» **WHAT YOU SHOULD DO**: Identify the lines that include the word "上位サイトのタイトル", then copy all of them.

» **ENTRIES PROVIDED**:
+===+
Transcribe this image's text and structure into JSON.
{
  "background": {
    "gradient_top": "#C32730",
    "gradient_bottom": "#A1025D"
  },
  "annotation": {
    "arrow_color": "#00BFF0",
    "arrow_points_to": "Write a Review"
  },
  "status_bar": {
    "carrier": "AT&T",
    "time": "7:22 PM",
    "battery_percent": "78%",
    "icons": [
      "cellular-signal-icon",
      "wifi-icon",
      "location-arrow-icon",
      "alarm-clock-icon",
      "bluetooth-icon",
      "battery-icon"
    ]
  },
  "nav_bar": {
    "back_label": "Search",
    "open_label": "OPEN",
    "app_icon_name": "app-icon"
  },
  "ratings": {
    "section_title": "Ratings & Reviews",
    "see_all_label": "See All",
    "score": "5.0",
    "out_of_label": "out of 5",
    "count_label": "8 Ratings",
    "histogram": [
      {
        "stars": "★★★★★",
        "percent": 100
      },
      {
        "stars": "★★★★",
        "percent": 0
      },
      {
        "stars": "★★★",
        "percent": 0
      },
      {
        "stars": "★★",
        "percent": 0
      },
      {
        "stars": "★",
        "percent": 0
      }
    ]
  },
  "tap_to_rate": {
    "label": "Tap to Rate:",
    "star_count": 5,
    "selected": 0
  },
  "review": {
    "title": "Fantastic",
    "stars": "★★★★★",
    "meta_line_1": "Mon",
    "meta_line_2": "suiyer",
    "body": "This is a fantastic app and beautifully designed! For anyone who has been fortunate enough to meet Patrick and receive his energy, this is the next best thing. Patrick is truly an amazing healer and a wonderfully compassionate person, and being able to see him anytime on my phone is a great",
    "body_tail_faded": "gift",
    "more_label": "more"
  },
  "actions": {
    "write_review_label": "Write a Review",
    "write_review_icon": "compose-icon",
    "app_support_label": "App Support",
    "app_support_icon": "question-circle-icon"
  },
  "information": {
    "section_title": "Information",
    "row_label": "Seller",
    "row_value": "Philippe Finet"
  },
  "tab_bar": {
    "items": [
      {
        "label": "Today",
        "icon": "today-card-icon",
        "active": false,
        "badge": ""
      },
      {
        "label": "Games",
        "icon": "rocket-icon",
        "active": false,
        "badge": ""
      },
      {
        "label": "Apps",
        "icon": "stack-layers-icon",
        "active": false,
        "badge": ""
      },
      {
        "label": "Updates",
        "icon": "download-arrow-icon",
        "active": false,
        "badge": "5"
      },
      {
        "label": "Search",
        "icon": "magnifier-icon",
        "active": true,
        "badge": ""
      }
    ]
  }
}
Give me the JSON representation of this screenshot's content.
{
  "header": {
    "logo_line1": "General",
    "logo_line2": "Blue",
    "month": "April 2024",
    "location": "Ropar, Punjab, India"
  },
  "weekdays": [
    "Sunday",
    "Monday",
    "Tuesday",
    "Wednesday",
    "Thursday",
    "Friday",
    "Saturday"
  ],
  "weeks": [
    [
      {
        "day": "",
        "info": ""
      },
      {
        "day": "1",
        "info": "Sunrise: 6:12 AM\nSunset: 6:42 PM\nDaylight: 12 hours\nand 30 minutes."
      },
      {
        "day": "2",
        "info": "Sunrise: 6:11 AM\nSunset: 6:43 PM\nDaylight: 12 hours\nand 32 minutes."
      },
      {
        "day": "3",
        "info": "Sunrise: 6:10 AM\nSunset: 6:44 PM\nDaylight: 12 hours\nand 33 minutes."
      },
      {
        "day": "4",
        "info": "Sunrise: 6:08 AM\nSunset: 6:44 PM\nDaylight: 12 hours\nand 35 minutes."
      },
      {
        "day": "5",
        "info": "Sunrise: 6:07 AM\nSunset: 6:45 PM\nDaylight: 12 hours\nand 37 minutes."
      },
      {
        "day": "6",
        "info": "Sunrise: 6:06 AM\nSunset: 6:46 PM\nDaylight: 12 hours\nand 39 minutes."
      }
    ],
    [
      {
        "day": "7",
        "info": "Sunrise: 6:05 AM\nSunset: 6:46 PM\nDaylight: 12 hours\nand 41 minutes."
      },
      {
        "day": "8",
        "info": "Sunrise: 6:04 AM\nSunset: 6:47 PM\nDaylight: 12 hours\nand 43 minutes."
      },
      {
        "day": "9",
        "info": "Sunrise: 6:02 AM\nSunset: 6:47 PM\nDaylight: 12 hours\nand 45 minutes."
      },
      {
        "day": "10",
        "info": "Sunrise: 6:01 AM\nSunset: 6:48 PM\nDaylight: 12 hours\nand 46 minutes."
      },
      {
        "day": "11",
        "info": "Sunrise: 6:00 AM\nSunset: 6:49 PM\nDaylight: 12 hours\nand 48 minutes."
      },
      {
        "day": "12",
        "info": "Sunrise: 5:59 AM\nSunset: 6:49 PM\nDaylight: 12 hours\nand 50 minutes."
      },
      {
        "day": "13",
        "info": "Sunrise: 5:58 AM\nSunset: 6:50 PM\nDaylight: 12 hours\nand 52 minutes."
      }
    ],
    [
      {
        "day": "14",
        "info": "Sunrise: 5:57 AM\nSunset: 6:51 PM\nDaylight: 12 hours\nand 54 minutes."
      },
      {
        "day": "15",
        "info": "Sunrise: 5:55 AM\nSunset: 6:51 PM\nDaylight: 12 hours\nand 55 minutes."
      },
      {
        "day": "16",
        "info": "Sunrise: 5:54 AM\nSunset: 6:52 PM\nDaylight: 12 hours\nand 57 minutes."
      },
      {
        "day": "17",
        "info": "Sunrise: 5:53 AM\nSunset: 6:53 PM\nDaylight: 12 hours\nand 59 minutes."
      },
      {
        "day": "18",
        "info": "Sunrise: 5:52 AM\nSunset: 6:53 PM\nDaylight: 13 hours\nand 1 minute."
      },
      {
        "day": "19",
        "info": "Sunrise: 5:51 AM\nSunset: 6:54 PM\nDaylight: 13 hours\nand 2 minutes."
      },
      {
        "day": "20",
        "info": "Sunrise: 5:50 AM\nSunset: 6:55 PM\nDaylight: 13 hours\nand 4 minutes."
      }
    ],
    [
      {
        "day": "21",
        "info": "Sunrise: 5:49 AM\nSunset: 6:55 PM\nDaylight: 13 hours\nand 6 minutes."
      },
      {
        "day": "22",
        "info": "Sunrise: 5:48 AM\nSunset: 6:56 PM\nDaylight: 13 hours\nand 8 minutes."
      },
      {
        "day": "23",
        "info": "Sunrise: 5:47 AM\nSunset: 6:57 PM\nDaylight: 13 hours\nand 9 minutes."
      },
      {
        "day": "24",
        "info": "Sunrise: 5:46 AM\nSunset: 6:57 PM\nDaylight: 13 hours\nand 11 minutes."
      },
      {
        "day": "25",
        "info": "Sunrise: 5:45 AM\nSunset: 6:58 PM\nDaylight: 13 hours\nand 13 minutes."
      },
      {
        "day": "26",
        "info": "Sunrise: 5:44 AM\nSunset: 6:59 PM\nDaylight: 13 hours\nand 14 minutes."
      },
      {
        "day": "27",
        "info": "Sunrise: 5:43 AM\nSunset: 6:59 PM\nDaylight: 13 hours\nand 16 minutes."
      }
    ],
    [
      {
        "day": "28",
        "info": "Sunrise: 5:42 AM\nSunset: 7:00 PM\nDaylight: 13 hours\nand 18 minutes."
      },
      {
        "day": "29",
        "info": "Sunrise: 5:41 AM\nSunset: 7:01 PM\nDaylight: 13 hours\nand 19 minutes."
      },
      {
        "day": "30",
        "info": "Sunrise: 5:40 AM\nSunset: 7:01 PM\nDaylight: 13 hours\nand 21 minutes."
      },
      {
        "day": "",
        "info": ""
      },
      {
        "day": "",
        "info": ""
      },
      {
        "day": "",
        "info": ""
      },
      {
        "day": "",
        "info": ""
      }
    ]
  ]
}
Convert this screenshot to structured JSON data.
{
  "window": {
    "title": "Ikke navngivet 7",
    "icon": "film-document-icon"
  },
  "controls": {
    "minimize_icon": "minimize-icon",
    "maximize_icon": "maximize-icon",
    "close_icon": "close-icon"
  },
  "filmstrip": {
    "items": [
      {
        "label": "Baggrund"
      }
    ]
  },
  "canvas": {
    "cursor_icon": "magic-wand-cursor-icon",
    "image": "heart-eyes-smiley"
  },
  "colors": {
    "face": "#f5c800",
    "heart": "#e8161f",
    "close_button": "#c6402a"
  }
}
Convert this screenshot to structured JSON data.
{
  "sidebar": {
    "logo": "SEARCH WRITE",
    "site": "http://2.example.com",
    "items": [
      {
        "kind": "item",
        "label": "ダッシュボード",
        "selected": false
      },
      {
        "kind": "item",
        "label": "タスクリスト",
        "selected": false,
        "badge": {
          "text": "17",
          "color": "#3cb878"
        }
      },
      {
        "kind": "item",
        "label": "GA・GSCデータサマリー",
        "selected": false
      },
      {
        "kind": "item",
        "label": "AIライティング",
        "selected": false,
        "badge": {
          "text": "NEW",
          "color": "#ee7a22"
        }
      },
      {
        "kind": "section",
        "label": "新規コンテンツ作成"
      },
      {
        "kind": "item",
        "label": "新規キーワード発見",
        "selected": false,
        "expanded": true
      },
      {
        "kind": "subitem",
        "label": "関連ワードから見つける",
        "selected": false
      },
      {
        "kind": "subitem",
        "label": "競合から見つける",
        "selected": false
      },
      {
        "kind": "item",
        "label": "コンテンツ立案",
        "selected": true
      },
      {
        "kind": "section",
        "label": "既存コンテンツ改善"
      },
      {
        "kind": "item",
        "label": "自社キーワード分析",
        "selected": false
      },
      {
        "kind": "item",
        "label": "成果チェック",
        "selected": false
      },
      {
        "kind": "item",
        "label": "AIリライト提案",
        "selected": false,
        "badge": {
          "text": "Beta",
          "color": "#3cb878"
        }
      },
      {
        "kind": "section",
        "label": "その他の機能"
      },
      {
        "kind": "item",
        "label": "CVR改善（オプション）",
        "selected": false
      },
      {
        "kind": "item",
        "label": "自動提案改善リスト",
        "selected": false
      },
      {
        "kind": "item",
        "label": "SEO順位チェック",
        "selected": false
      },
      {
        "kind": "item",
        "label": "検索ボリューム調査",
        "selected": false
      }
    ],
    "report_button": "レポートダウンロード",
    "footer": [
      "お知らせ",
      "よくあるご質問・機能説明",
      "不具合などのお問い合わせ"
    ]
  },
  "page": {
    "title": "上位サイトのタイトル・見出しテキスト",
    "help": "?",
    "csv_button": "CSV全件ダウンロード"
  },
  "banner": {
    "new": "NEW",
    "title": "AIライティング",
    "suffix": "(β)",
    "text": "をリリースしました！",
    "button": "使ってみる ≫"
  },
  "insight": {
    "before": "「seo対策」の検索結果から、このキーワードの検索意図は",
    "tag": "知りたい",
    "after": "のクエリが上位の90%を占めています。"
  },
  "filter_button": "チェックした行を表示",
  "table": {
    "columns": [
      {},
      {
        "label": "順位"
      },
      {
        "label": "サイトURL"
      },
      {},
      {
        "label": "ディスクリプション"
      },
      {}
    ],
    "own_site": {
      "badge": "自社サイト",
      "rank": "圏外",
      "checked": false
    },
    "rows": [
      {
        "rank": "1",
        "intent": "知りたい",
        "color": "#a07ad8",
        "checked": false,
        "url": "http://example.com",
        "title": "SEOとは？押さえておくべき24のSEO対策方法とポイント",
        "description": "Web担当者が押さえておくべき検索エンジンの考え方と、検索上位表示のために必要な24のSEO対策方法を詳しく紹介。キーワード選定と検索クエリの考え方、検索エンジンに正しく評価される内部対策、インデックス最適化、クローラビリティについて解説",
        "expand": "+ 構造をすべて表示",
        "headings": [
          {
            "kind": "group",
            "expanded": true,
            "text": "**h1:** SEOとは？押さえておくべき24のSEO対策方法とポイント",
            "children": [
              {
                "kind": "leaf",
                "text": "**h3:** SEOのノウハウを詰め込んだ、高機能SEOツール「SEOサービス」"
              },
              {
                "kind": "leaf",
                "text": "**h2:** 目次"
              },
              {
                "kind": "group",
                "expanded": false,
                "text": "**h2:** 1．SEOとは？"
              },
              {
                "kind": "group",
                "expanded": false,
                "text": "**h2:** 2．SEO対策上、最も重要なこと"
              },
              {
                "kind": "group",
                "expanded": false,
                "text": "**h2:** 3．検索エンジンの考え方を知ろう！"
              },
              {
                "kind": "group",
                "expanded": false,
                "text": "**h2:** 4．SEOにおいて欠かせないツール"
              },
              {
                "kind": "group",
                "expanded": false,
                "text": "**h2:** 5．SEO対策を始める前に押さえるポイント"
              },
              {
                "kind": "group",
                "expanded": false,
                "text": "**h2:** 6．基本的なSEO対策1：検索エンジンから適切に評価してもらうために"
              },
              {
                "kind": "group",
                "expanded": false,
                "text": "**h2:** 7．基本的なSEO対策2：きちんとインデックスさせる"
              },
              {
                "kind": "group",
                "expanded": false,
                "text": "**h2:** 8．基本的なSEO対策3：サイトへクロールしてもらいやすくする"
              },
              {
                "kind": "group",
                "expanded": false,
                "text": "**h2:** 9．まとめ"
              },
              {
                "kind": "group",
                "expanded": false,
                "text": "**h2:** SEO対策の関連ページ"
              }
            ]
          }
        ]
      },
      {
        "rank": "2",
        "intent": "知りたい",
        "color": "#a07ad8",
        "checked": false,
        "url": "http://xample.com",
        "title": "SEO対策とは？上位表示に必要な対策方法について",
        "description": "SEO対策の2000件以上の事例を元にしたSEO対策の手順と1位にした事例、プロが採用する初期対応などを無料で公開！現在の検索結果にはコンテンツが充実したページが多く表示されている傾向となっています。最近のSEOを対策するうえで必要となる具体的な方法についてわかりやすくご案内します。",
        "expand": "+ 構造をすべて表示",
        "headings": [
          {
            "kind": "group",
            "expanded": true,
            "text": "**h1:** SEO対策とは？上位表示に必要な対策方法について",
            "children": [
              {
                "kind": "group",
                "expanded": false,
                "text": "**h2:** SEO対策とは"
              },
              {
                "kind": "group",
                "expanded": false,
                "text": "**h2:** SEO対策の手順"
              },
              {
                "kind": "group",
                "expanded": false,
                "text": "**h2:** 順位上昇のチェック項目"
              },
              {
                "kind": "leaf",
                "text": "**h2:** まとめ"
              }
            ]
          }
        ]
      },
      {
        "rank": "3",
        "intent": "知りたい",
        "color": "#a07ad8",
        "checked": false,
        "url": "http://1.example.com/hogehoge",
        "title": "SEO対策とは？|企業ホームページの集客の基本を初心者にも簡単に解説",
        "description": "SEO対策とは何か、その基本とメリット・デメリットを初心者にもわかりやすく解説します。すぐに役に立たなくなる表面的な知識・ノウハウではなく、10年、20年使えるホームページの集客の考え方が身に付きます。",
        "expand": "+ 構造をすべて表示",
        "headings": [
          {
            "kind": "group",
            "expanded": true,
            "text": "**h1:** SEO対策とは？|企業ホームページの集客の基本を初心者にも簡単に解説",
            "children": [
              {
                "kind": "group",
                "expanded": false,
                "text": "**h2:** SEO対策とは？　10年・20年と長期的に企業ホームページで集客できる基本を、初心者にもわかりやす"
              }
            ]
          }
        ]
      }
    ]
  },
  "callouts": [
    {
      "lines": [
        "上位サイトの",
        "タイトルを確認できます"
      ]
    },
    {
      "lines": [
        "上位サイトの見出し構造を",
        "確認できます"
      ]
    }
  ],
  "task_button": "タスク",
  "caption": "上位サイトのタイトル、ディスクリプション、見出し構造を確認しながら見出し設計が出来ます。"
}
+===+
» **EXPECTED ANSWER**:
    "title": "上位サイトのタイトル・見出しテキスト",
  "caption": "上位サイトのタイトル、ディスクリプション、見出し構造を確認しながら見出し設計が出来ます。"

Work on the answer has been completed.